REQUIRED WORK:
Return each line of the records with nothing changed, pictures excepted.

Extracts from a graphics dataset:
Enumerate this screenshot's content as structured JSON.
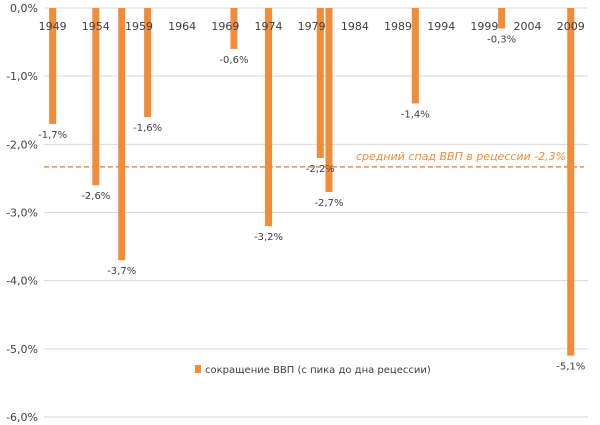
{
  "chart_data": {
    "type": "bar",
    "x": [
      1949,
      1954,
      1957,
      1960,
      1970,
      1974,
      1980,
      1981,
      1991,
      2001,
      2009
    ],
    "values": [
      -1.7,
      -2.6,
      -3.7,
      -1.6,
      -0.6,
      -3.2,
      -2.2,
      -2.7,
      -1.4,
      -0.3,
      -5.1
    ],
    "data_labels": [
      "-1,7%",
      "-2,6%",
      "-3,7%",
      "-1,6%",
      "-0,6%",
      "-3,2%",
      "-2,2%",
      "-2,7%",
      "-1,4%",
      "-0,3%",
      "-5,1%"
    ],
    "x_ticks": [
      1949,
      1954,
      1959,
      1964,
      1969,
      1974,
      1979,
      1984,
      1989,
      1994,
      1999,
      2004,
      2009
    ],
    "x_tick_labels": [
      "1949",
      "1954",
      "1959",
      "1964",
      "1969",
      "1974",
      "1979",
      "1984",
      "1989",
      "1994",
      "1999",
      "2004",
      "2009"
    ],
    "y_ticks": [
      0,
      -1,
      -2,
      -3,
      -4,
      -5,
      -6
    ],
    "y_tick_labels": [
      "0,0%",
      "-1,0%",
      "-2,0%",
      "-3,0%",
      "-4,0%",
      "-5,0%",
      "-6,0%"
    ],
    "ylim": [
      -6,
      0
    ],
    "xlim": [
      1948,
      2011
    ],
    "average": {
      "value": -2.33,
      "label": "средний спад ВВП в рецессии -2,3%"
    },
    "series": [
      {
        "name": "сокращение ВВП (с пика до дна рецессии)",
        "values": [
          -1.7,
          -2.6,
          -3.7,
          -1.6,
          -0.6,
          -3.2,
          -2.2,
          -2.7,
          -1.4,
          -0.3,
          -5.1
        ]
      }
    ],
    "legend_position": "bottom-center",
    "grid": {
      "horizontal": true,
      "vertical": false
    },
    "colors": {
      "bar": "#F28C38",
      "average_line": "#F28C38",
      "average_text": "#F28C38",
      "grid": "#D9D9D9"
    }
  }
}
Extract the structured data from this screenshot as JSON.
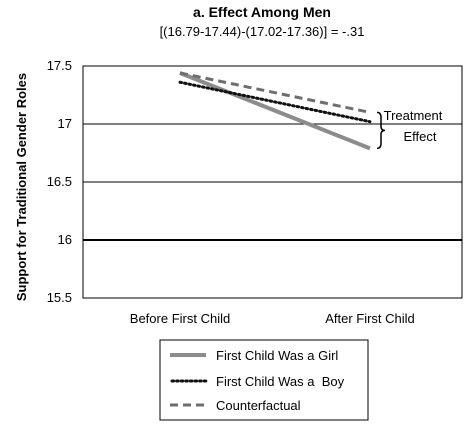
{
  "chart_data": {
    "type": "line",
    "title": "a. Effect Among Men",
    "subtitle": "[(16.79-17.44)-(17.02-17.36)] = -.31",
    "xlabel": "",
    "ylabel": "Support for Traditional Gender Roles",
    "categories": [
      "Before First Child",
      "After First Child"
    ],
    "ylim": [
      15.5,
      17.5
    ],
    "yticks": [
      "17.5",
      "17",
      "16.5",
      "16",
      "15.5"
    ],
    "grid": "horizontal",
    "legend_position": "bottom",
    "series": [
      {
        "name": "First Child Was a Girl",
        "values": [
          17.44,
          16.79
        ],
        "style": "solid",
        "color": "#8c8c8c"
      },
      {
        "name": "First Child Was a  Boy",
        "values": [
          17.36,
          17.02
        ],
        "style": "dotted",
        "color": "#111111"
      },
      {
        "name": "Counterfactual",
        "values": [
          17.44,
          17.1
        ],
        "style": "dashed",
        "color": "#6e6e6e"
      }
    ],
    "annotation": {
      "line1": "Treatment",
      "line2": "Effect"
    }
  }
}
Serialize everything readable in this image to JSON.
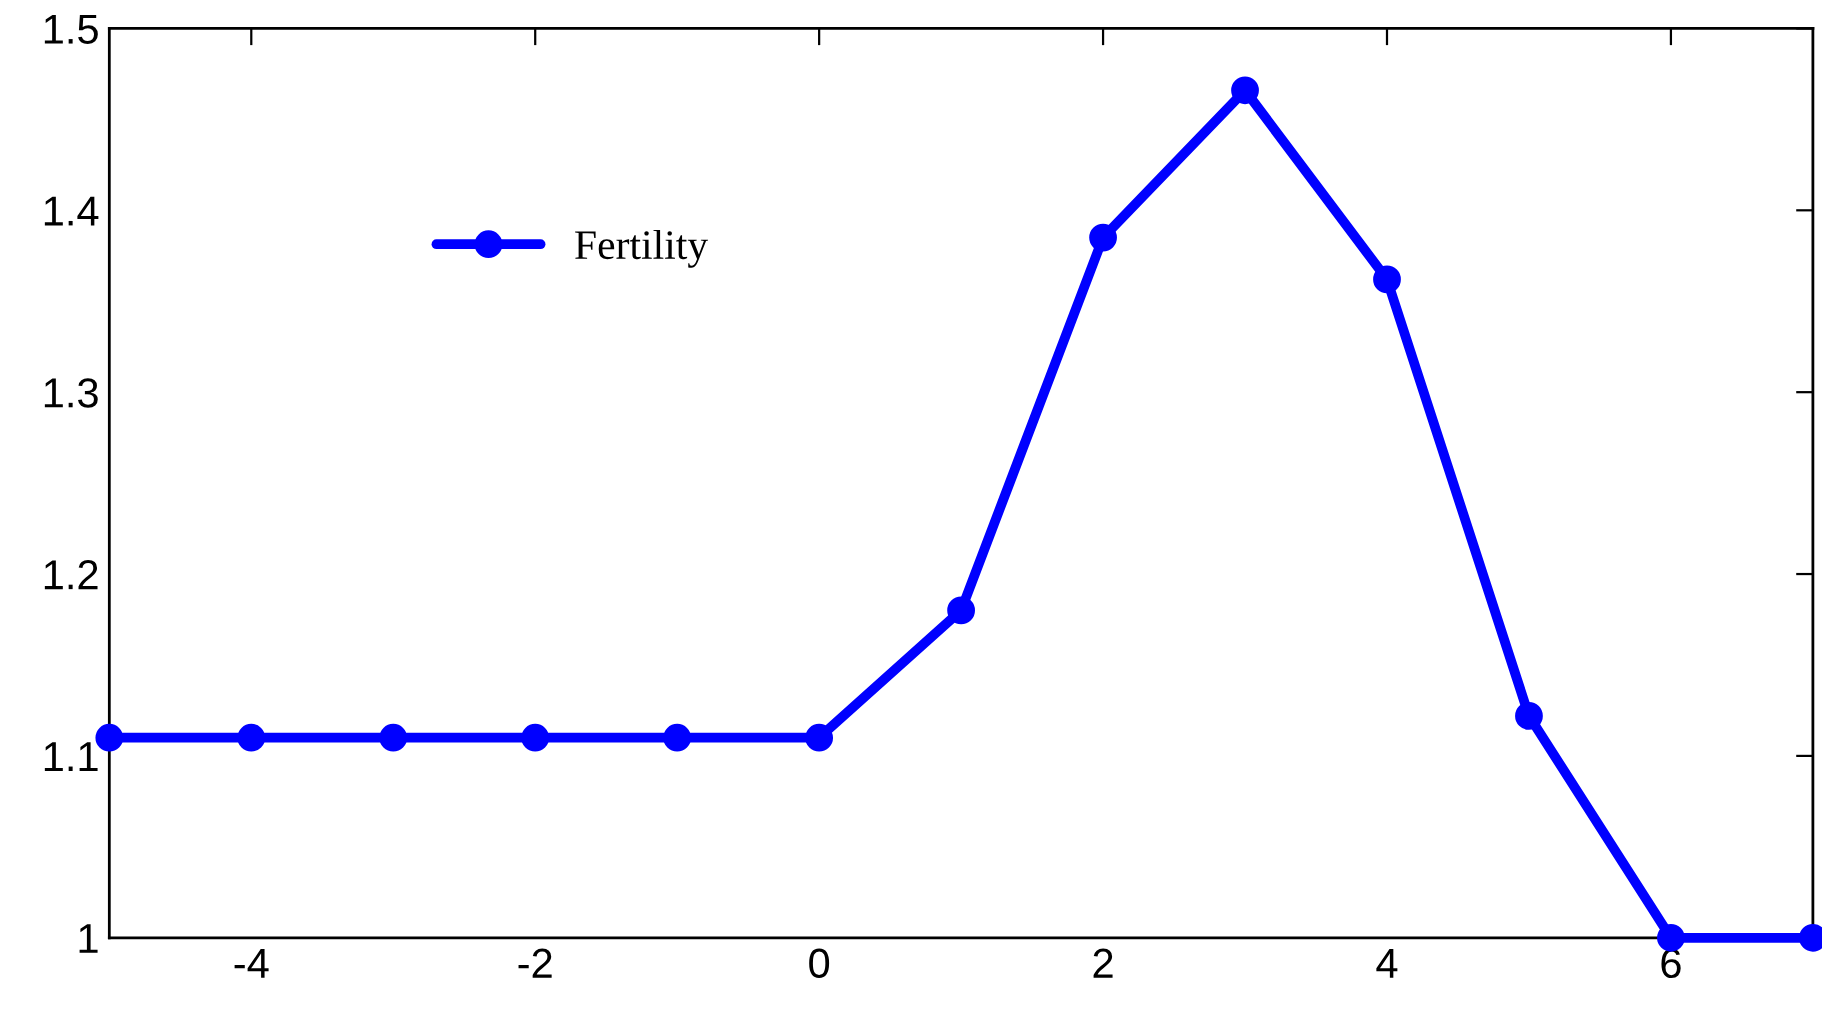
{
  "chart_data": {
    "type": "line",
    "x": [
      -5,
      -4,
      -3,
      -2,
      -1,
      0,
      1,
      2,
      3,
      4,
      5,
      6,
      7
    ],
    "series": [
      {
        "name": "Fertility",
        "color": "#0000ff",
        "values": [
          1.11,
          1.11,
          1.11,
          1.11,
          1.11,
          1.11,
          1.18,
          1.385,
          1.466,
          1.362,
          1.122,
          1.0,
          1.0
        ]
      }
    ],
    "xlim": [
      -5,
      7
    ],
    "xticks": [
      -4,
      -2,
      0,
      2,
      4,
      6
    ],
    "ylim": [
      1,
      1.5
    ],
    "yticks": [
      1,
      1.1,
      1.2,
      1.3,
      1.4,
      1.5
    ],
    "legend": "top left",
    "marker": "circle",
    "line_style": "solid",
    "grid": false
  }
}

RESPONSE BELOW:
Enumerate this screenshot's content as structured JSON.
{
  "chart_data": {
    "type": "bar",
    "x": [
      1949,
      1954,
      1957,
      1960,
      1970,
      1974,
      1980,
      1981,
      1991,
      2001,
      2009
    ],
    "values": [
      -1.7,
      -2.6,
      -3.7,
      -1.6,
      -0.6,
      -3.2,
      -2.2,
      -2.7,
      -1.4,
      -0.3,
      -5.1
    ],
    "data_labels": [
      "-1,7%",
      "-2,6%",
      "-3,7%",
      "-1,6%",
      "-0,6%",
      "-3,2%",
      "-2,2%",
      "-2,7%",
      "-1,4%",
      "-0,3%",
      "-5,1%"
    ],
    "x_ticks": [
      1949,
      1954,
      1959,
      1964,
      1969,
      1974,
      1979,
      1984,
      1989,
      1994,
      1999,
      2004,
      2009
    ],
    "x_tick_labels": [
      "1949",
      "1954",
      "1959",
      "1964",
      "1969",
      "1974",
      "1979",
      "1984",
      "1989",
      "1994",
      "1999",
      "2004",
      "2009"
    ],
    "y_ticks": [
      0,
      -1,
      -2,
      -3,
      -4,
      -5,
      -6
    ],
    "y_tick_labels": [
      "0,0%",
      "-1,0%",
      "-2,0%",
      "-3,0%",
      "-4,0%",
      "-5,0%",
      "-6,0%"
    ],
    "ylim": [
      -6,
      0
    ],
    "xlim": [
      1948,
      2011
    ],
    "average": {
      "value": -2.33,
      "label": "средний спад ВВП в рецессии -2,3%"
    },
    "series": [
      {
        "name": "сокращение ВВП (с пика до дна рецессии)",
        "values": [
          -1.7,
          -2.6,
          -3.7,
          -1.6,
          -0.6,
          -3.2,
          -2.2,
          -2.7,
          -1.4,
          -0.3,
          -5.1
        ]
      }
    ],
    "legend_position": "bottom-center",
    "grid": {
      "horizontal": true,
      "vertical": false
    },
    "colors": {
      "bar": "#F28C38",
      "average_line": "#F28C38",
      "average_text": "#F28C38",
      "grid": "#D9D9D9"
    }
  }
}
Extract the structured data from this screenshot as JSON.
{
  "chart_data": {
    "type": "line",
    "title": "a. Effect Among Men",
    "subtitle": "[(16.79-17.44)-(17.02-17.36)] = -.31",
    "xlabel": "",
    "ylabel": "Support for Traditional Gender Roles",
    "categories": [
      "Before First Child",
      "After First Child"
    ],
    "ylim": [
      15.5,
      17.5
    ],
    "yticks": [
      "17.5",
      "17",
      "16.5",
      "16",
      "15.5"
    ],
    "grid": "horizontal",
    "legend_position": "bottom",
    "series": [
      {
        "name": "First Child Was a Girl",
        "values": [
          17.44,
          16.79
        ],
        "style": "solid",
        "color": "#8c8c8c"
      },
      {
        "name": "First Child Was a  Boy",
        "values": [
          17.36,
          17.02
        ],
        "style": "dotted",
        "color": "#111111"
      },
      {
        "name": "Counterfactual",
        "values": [
          17.44,
          17.1
        ],
        "style": "dashed",
        "color": "#6e6e6e"
      }
    ],
    "annotation": {
      "line1": "Treatment",
      "line2": "Effect"
    }
  }
}
Serialize everything readable in this image to JSON.
{
  "chart_data": {
    "type": "line",
    "x": [
      -5,
      -4,
      -3,
      -2,
      -1,
      0,
      1,
      2,
      3,
      4,
      5,
      6,
      7
    ],
    "series": [
      {
        "name": "Fertility",
        "color": "#0000ff",
        "values": [
          1.11,
          1.11,
          1.11,
          1.11,
          1.11,
          1.11,
          1.18,
          1.385,
          1.466,
          1.362,
          1.122,
          1.0,
          1.0
        ]
      }
    ],
    "xlim": [
      -5,
      7
    ],
    "xticks": [
      -4,
      -2,
      0,
      2,
      4,
      6
    ],
    "ylim": [
      1,
      1.5
    ],
    "yticks": [
      1,
      1.1,
      1.2,
      1.3,
      1.4,
      1.5
    ],
    "legend": "top left",
    "marker": "circle",
    "line_style": "solid",
    "grid": false
  }
}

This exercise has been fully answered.